### YOUR INSTRUCTIONS:
Write out exactly, with no other output, the lines below from the one that contains "Extract all readable text from this page." through the end.

### MATERIAL SHOWN:

◇ ◇ ◇ ◇ ◇ ◇ ◇

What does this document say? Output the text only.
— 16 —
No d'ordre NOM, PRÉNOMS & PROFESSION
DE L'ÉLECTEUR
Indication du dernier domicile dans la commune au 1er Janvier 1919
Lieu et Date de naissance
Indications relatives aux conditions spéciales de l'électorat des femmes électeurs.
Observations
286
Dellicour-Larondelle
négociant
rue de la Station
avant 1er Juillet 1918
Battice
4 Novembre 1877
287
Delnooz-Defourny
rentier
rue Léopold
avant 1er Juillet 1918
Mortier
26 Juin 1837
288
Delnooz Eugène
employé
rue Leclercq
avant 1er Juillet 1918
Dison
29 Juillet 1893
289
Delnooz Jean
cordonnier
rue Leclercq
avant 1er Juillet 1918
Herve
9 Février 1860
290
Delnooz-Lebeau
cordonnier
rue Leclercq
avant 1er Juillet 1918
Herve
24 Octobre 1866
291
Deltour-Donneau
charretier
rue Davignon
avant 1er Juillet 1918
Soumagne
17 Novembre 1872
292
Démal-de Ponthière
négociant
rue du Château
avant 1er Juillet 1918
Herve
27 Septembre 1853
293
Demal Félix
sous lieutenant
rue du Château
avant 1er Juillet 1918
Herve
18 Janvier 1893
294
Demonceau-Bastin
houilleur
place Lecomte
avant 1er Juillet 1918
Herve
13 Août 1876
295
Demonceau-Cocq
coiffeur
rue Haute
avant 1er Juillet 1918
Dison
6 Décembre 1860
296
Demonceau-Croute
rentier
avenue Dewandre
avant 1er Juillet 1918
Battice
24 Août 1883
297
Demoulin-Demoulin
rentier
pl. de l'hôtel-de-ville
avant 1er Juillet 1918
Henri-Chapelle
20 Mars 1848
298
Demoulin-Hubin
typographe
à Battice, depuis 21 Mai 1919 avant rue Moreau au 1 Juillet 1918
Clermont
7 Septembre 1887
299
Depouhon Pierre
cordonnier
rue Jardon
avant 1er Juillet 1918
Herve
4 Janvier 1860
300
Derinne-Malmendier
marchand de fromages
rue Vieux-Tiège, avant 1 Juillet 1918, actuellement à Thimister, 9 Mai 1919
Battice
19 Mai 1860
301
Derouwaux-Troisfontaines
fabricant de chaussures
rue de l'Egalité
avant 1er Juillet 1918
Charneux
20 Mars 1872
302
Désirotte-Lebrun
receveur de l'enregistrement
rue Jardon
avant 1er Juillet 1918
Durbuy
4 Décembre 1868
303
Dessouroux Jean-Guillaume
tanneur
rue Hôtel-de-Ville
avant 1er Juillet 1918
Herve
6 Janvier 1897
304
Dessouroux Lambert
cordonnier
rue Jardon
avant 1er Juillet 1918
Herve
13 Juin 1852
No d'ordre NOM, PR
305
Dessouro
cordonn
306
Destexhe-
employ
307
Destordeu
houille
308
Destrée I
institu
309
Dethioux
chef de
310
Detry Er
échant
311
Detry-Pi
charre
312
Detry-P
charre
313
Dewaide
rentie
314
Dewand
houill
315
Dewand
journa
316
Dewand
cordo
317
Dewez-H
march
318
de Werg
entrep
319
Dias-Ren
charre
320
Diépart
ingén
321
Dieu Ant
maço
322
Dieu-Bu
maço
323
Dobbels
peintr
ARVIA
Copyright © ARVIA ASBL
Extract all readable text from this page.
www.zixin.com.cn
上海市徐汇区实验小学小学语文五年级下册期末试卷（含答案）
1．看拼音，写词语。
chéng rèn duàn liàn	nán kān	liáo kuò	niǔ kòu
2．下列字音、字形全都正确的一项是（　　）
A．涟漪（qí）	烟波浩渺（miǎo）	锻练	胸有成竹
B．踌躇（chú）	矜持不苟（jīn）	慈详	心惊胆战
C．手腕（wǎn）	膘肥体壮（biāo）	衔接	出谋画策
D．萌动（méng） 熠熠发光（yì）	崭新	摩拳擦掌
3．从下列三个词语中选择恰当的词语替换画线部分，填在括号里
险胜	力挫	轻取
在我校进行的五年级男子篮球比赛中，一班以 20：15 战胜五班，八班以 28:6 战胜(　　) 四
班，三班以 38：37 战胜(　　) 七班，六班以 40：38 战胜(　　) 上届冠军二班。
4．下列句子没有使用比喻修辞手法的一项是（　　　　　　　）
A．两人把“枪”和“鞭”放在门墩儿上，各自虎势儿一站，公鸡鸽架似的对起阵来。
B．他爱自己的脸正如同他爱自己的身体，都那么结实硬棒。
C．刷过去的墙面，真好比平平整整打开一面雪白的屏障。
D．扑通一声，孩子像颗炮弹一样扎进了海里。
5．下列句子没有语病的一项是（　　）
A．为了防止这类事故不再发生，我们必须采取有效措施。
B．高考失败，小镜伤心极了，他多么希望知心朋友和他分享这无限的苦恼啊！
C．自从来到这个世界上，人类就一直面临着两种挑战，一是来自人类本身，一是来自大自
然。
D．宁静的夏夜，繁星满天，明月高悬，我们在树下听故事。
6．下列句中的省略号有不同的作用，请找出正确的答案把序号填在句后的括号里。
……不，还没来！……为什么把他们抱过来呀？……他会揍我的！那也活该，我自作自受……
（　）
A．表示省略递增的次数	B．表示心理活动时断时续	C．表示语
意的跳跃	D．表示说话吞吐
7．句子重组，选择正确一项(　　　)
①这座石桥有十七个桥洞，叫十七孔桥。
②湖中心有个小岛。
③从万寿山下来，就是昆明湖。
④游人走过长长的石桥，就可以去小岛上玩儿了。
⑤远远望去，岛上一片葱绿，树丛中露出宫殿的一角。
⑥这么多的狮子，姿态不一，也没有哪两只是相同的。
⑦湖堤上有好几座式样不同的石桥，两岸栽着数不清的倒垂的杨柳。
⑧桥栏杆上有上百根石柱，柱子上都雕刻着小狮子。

◇ ◇ ◇ ◇ ◇ ◇ ◇

### ANSWER FOR THE TASK:
Extract all readable text from this page.
www.zixin.com.cn
上海市徐汇区实验小学小学语文五年级下册期末试卷（含答案）
1．看拼音，写词语。
chéng rèn duàn liàn	nán kān	liáo kuò	niǔ kòu
2．下列字音、字形全都正确的一项是（　　）
A．涟漪（qí）	烟波浩渺（miǎo）	锻练	胸有成竹
B．踌躇（chú）	矜持不苟（jīn）	慈详	心惊胆战
C．手腕（wǎn）	膘肥体壮（biāo）	衔接	出谋画策
D．萌动（méng） 熠熠发光（yì）	崭新	摩拳擦掌
3．从下列三个词语中选择恰当的词语替换画线部分，填在括号里
险胜	力挫	轻取
在我校进行的五年级男子篮球比赛中，一班以 20：15 战胜五班，八班以 28:6 战胜(　　) 四
班，三班以 38：37 战胜(　　) 七班，六班以 40：38 战胜(　　) 上届冠军二班。
4．下列句子没有使用比喻修辞手法的一项是（　　　　　　　）
A．两人把“枪”和“鞭”放在门墩儿上，各自虎势儿一站，公鸡鸽架似的对起阵来。
B．他爱自己的脸正如同他爱自己的身体，都那么结实硬棒。
C．刷过去的墙面，真好比平平整整打开一面雪白的屏障。
D．扑通一声，孩子像颗炮弹一样扎进了海里。
5．下列句子没有语病的一项是（　　）
A．为了防止这类事故不再发生，我们必须采取有效措施。
B．高考失败，小镜伤心极了，他多么希望知心朋友和他分享这无限的苦恼啊！
C．自从来到这个世界上，人类就一直面临着两种挑战，一是来自人类本身，一是来自大自
然。
D．宁静的夏夜，繁星满天，明月高悬，我们在树下听故事。
6．下列句中的省略号有不同的作用，请找出正确的答案把序号填在句后的括号里。
……不，还没来！……为什么把他们抱过来呀？……他会揍我的！那也活该，我自作自受……
（　）
A．表示省略递增的次数	B．表示心理活动时断时续	C．表示语
意的跳跃	D．表示说话吞吐
7．句子重组，选择正确一项(　　　)
①这座石桥有十七个桥洞，叫十七孔桥。
②湖中心有个小岛。
③从万寿山下来，就是昆明湖。
④游人走过长长的石桥，就可以去小岛上玩儿了。
⑤远远望去，岛上一片葱绿，树丛中露出宫殿的一角。
⑥这么多的狮子，姿态不一，也没有哪两只是相同的。
⑦湖堤上有好几座式样不同的石桥，两岸栽着数不清的倒垂的杨柳。
⑧桥栏杆上有上百根石柱，柱子上都雕刻着小狮子。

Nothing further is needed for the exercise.